▸ **Input rows**:
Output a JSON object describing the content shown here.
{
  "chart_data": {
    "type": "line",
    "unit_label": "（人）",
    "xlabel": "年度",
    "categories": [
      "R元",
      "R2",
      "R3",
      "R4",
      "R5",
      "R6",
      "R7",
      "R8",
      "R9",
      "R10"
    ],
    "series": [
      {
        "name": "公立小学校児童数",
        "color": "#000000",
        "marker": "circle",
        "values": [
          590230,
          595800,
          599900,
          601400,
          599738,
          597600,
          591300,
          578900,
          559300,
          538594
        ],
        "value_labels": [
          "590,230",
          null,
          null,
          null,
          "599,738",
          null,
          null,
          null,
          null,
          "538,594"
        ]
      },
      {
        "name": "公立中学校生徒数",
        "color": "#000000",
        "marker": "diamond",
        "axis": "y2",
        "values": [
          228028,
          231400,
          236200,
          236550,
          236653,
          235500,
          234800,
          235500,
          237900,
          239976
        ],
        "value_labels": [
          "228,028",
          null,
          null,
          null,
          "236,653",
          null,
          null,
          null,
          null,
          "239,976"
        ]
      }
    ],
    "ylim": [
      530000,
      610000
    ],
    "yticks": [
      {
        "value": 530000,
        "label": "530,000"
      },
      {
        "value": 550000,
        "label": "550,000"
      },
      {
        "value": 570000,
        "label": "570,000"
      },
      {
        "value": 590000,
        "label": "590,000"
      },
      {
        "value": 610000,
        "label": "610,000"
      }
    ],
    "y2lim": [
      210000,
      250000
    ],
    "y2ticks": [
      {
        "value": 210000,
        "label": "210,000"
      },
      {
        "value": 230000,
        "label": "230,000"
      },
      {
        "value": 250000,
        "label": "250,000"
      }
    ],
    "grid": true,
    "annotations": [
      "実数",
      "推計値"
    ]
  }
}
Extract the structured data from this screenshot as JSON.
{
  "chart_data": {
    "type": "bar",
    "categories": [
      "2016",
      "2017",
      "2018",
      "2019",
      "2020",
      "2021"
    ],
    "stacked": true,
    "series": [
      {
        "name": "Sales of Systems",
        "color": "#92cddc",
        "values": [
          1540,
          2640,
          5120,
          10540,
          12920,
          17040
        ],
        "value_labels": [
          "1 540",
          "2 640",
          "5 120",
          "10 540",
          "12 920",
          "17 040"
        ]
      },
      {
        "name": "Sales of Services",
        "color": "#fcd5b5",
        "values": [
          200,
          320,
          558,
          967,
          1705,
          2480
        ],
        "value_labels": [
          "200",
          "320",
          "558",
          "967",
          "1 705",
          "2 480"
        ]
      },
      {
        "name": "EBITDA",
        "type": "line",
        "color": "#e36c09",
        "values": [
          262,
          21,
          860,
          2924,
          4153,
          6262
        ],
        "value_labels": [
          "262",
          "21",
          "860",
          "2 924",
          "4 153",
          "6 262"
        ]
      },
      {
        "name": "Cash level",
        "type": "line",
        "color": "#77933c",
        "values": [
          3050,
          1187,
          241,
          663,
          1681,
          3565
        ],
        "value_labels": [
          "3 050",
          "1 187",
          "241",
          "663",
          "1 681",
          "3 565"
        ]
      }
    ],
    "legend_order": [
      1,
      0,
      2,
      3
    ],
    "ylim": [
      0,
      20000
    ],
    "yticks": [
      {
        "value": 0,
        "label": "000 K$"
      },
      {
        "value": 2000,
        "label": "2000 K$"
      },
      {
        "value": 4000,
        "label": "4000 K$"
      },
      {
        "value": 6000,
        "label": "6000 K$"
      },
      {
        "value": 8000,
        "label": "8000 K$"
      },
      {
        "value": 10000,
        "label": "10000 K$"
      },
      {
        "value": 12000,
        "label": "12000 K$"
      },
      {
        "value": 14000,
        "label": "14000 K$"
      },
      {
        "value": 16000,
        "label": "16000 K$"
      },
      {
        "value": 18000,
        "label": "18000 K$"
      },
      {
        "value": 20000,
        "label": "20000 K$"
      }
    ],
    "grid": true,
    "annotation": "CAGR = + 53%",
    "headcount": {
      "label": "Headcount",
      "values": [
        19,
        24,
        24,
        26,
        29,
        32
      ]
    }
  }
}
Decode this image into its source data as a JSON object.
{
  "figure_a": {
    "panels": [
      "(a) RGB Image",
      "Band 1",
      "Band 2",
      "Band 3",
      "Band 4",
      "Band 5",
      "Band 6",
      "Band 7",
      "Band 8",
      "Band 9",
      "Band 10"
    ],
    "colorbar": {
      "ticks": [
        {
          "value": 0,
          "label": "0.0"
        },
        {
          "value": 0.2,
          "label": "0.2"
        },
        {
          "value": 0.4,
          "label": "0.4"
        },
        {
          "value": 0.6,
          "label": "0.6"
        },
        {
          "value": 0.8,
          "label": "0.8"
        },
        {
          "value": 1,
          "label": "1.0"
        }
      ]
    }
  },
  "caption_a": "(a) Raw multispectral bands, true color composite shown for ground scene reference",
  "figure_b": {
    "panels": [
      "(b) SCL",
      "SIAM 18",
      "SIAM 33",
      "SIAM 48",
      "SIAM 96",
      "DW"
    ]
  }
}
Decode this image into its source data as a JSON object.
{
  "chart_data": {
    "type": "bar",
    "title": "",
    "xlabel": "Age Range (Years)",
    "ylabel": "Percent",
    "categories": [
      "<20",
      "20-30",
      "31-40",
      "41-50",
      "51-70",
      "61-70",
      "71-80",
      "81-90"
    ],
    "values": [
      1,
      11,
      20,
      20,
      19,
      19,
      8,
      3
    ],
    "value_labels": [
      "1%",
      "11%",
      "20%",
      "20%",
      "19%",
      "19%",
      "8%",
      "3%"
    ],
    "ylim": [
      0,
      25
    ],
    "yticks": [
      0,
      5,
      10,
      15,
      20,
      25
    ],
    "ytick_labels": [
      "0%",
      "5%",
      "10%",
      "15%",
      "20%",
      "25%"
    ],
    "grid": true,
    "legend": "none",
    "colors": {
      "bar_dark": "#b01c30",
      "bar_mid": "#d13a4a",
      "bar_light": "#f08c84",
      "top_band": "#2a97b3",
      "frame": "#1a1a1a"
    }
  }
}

▸ **What you have to do**: Above are some records; extract every one of them exactly.

▸ **Complete answer**:
Output a JSON object describing the content shown here.
{
  "chart_data": {
    "type": "line",
    "unit_label": "（人）",
    "xlabel": "年度",
    "categories": [
      "R元",
      "R2",
      "R3",
      "R4",
      "R5",
      "R6",
      "R7",
      "R8",
      "R9",
      "R10"
    ],
    "series": [
      {
        "name": "公立小学校児童数",
        "color": "#000000",
        "marker": "circle",
        "values": [
          590230,
          595800,
          599900,
          601400,
          599738,
          597600,
          591300,
          578900,
          559300,
          538594
        ],
        "value_labels": [
          "590,230",
          null,
          null,
          null,
          "599,738",
          null,
          null,
          null,
          null,
          "538,594"
        ]
      },
      {
        "name": "公立中学校生徒数",
        "color": "#000000",
        "marker": "diamond",
        "axis": "y2",
        "values": [
          228028,
          231400,
          236200,
          236550,
          236653,
          235500,
          234800,
          235500,
          237900,
          239976
        ],
        "value_labels": [
          "228,028",
          null,
          null,
          null,
          "236,653",
          null,
          null,
          null,
          null,
          "239,976"
        ]
      }
    ],
    "ylim": [
      530000,
      610000
    ],
    "yticks": [
      {
        "value": 530000,
        "label": "530,000"
      },
      {
        "value": 550000,
        "label": "550,000"
      },
      {
        "value": 570000,
        "label": "570,000"
      },
      {
        "value": 590000,
        "label": "590,000"
      },
      {
        "value": 610000,
        "label": "610,000"
      }
    ],
    "y2lim": [
      210000,
      250000
    ],
    "y2ticks": [
      {
        "value": 210000,
        "label": "210,000"
      },
      {
        "value": 230000,
        "label": "230,000"
      },
      {
        "value": 250000,
        "label": "250,000"
      }
    ],
    "grid": true,
    "annotations": [
      "実数",
      "推計値"
    ]
  }
}
Extract the structured data from this screenshot as JSON.
{
  "chart_data": {
    "type": "bar",
    "categories": [
      "2016",
      "2017",
      "2018",
      "2019",
      "2020",
      "2021"
    ],
    "stacked": true,
    "series": [
      {
        "name": "Sales of Systems",
        "color": "#92cddc",
        "values": [
          1540,
          2640,
          5120,
          10540,
          12920,
          17040
        ],
        "value_labels": [
          "1 540",
          "2 640",
          "5 120",
          "10 540",
          "12 920",
          "17 040"
        ]
      },
      {
        "name": "Sales of Services",
        "color": "#fcd5b5",
        "values": [
          200,
          320,
          558,
          967,
          1705,
          2480
        ],
        "value_labels": [
          "200",
          "320",
          "558",
          "967",
          "1 705",
          "2 480"
        ]
      },
      {
        "name": "EBITDA",
        "type": "line",
        "color": "#e36c09",
        "values": [
          262,
          21,
          860,
          2924,
          4153,
          6262
        ],
        "value_labels": [
          "262",
          "21",
          "860",
          "2 924",
          "4 153",
          "6 262"
        ]
      },
      {
        "name": "Cash level",
        "type": "line",
        "color": "#77933c",
        "values": [
          3050,
          1187,
          241,
          663,
          1681,
          3565
        ],
        "value_labels": [
          "3 050",
          "1 187",
          "241",
          "663",
          "1 681",
          "3 565"
        ]
      }
    ],
    "legend_order": [
      1,
      0,
      2,
      3
    ],
    "ylim": [
      0,
      20000
    ],
    "yticks": [
      {
        "value": 0,
        "label": "000 K$"
      },
      {
        "value": 2000,
        "label": "2000 K$"
      },
      {
        "value": 4000,
        "label": "4000 K$"
      },
      {
        "value": 6000,
        "label": "6000 K$"
      },
      {
        "value": 8000,
        "label": "8000 K$"
      },
      {
        "value": 10000,
        "label": "10000 K$"
      },
      {
        "value": 12000,
        "label": "12000 K$"
      },
      {
        "value": 14000,
        "label": "14000 K$"
      },
      {
        "value": 16000,
        "label": "16000 K$"
      },
      {
        "value": 18000,
        "label": "18000 K$"
      },
      {
        "value": 20000,
        "label": "20000 K$"
      }
    ],
    "grid": true,
    "annotation": "CAGR = + 53%",
    "headcount": {
      "label": "Headcount",
      "values": [
        19,
        24,
        24,
        26,
        29,
        32
      ]
    }
  }
}
Decode this image into its source data as a JSON object.
{
  "figure_a": {
    "panels": [
      "(a) RGB Image",
      "Band 1",
      "Band 2",
      "Band 3",
      "Band 4",
      "Band 5",
      "Band 6",
      "Band 7",
      "Band 8",
      "Band 9",
      "Band 10"
    ],
    "colorbar": {
      "ticks": [
        {
          "value": 0,
          "label": "0.0"
        },
        {
          "value": 0.2,
          "label": "0.2"
        },
        {
          "value": 0.4,
          "label": "0.4"
        },
        {
          "value": 0.6,
          "label": "0.6"
        },
        {
          "value": 0.8,
          "label": "0.8"
        },
        {
          "value": 1,
          "label": "1.0"
        }
      ]
    }
  },
  "caption_a": "(a) Raw multispectral bands, true color composite shown for ground scene reference",
  "figure_b": {
    "panels": [
      "(b) SCL",
      "SIAM 18",
      "SIAM 33",
      "SIAM 48",
      "SIAM 96",
      "DW"
    ]
  }
}
Decode this image into its source data as a JSON object.
{
  "chart_data": {
    "type": "bar",
    "title": "",
    "xlabel": "Age Range (Years)",
    "ylabel": "Percent",
    "categories": [
      "<20",
      "20-30",
      "31-40",
      "41-50",
      "51-70",
      "61-70",
      "71-80",
      "81-90"
    ],
    "values": [
      1,
      11,
      20,
      20,
      19,
      19,
      8,
      3
    ],
    "value_labels": [
      "1%",
      "11%",
      "20%",
      "20%",
      "19%",
      "19%",
      "8%",
      "3%"
    ],
    "ylim": [
      0,
      25
    ],
    "yticks": [
      0,
      5,
      10,
      15,
      20,
      25
    ],
    "ytick_labels": [
      "0%",
      "5%",
      "10%",
      "15%",
      "20%",
      "25%"
    ],
    "grid": true,
    "legend": "none",
    "colors": {
      "bar_dark": "#b01c30",
      "bar_mid": "#d13a4a",
      "bar_light": "#f08c84",
      "top_band": "#2a97b3",
      "frame": "#1a1a1a"
    }
  }
}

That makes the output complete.